*Given task*. Reproduce the records. Keep every word exact and include no images.

[START OF The input]

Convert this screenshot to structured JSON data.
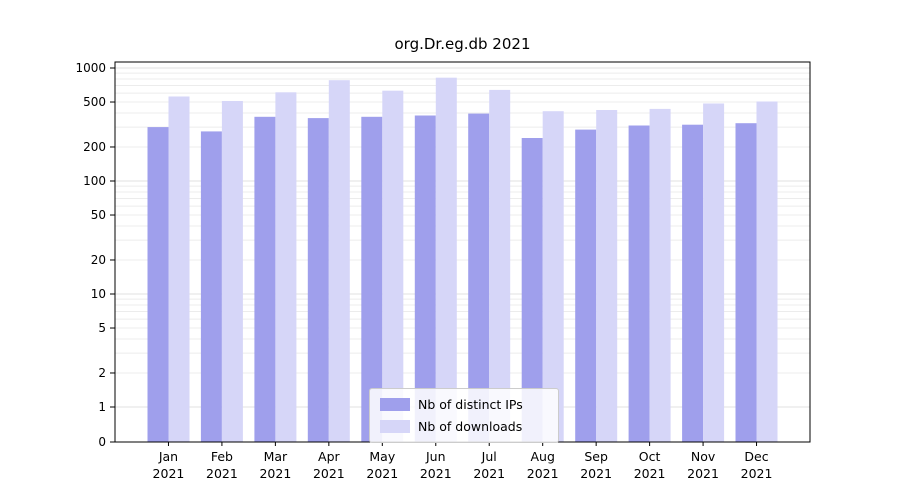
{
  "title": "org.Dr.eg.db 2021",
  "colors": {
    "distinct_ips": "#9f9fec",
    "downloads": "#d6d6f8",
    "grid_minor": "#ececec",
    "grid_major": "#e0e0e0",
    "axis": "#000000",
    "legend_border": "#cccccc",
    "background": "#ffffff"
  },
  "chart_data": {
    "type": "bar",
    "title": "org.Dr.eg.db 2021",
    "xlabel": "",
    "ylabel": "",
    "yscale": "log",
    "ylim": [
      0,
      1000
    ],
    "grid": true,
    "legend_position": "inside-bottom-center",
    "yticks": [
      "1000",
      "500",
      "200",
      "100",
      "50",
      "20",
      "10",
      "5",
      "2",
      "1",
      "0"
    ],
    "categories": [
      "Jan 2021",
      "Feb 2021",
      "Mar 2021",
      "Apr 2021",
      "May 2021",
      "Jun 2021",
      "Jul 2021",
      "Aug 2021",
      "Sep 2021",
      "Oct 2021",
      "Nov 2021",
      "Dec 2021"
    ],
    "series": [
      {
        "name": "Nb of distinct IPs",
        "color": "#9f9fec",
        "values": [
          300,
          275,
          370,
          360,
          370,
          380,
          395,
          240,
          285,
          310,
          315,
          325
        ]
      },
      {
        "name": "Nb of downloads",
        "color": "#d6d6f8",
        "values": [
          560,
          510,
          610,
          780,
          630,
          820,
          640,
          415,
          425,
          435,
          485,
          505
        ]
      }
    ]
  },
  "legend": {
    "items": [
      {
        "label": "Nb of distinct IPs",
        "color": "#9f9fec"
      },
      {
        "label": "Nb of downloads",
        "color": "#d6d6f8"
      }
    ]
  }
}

[END OF The input]

*Exercise solution*.
Convert this screenshot to structured JSON data.
{
  "title": "org.Dr.eg.db 2021",
  "colors": {
    "distinct_ips": "#9f9fec",
    "downloads": "#d6d6f8",
    "grid_minor": "#ececec",
    "grid_major": "#e0e0e0",
    "axis": "#000000",
    "legend_border": "#cccccc",
    "background": "#ffffff"
  },
  "chart_data": {
    "type": "bar",
    "title": "org.Dr.eg.db 2021",
    "xlabel": "",
    "ylabel": "",
    "yscale": "log",
    "ylim": [
      0,
      1000
    ],
    "grid": true,
    "legend_position": "inside-bottom-center",
    "yticks": [
      "1000",
      "500",
      "200",
      "100",
      "50",
      "20",
      "10",
      "5",
      "2",
      "1",
      "0"
    ],
    "categories": [
      "Jan 2021",
      "Feb 2021",
      "Mar 2021",
      "Apr 2021",
      "May 2021",
      "Jun 2021",
      "Jul 2021",
      "Aug 2021",
      "Sep 2021",
      "Oct 2021",
      "Nov 2021",
      "Dec 2021"
    ],
    "series": [
      {
        "name": "Nb of distinct IPs",
        "color": "#9f9fec",
        "values": [
          300,
          275,
          370,
          360,
          370,
          380,
          395,
          240,
          285,
          310,
          315,
          325
        ]
      },
      {
        "name": "Nb of downloads",
        "color": "#d6d6f8",
        "values": [
          560,
          510,
          610,
          780,
          630,
          820,
          640,
          415,
          425,
          435,
          485,
          505
        ]
      }
    ]
  },
  "legend": {
    "items": [
      {
        "label": "Nb of distinct IPs",
        "color": "#9f9fec"
      },
      {
        "label": "Nb of downloads",
        "color": "#d6d6f8"
      }
    ]
  }
}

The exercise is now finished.